All of the data should be output character for character, except the pictures.

--- BEGIN Input for this task ---

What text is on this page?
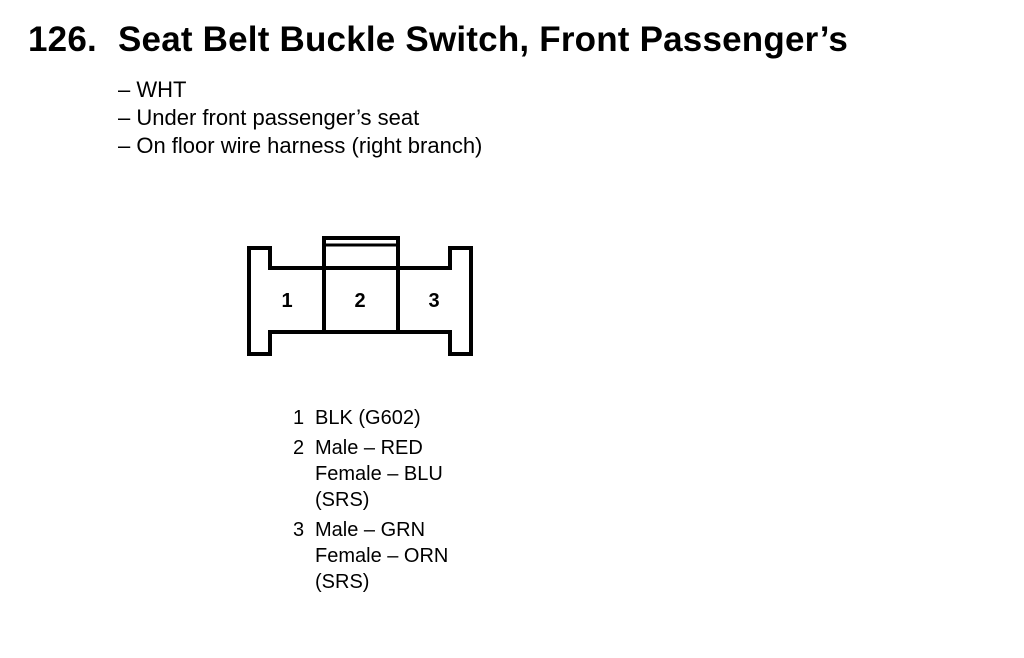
126. Seat Belt Buckle Switch, Front Passenger’s
– WHT
– Under front passenger’s seat
– On floor wire harness (right branch)
1	2	3
1 BLK (G602)
2 Male – RED
Female – BLU
(SRS)
3 Male – GRN
Female – ORN
(SRS)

--- END Input for this task ---

• [Solved exercise]
What text is on this page?
126. Seat Belt Buckle Switch, Front Passenger’s
– WHT
– Under front passenger’s seat
– On floor wire harness (right branch)
1	2	3
1 BLK (G602)
2 Male – RED
Female – BLU
(SRS)
3 Male – GRN
Female – ORN
(SRS)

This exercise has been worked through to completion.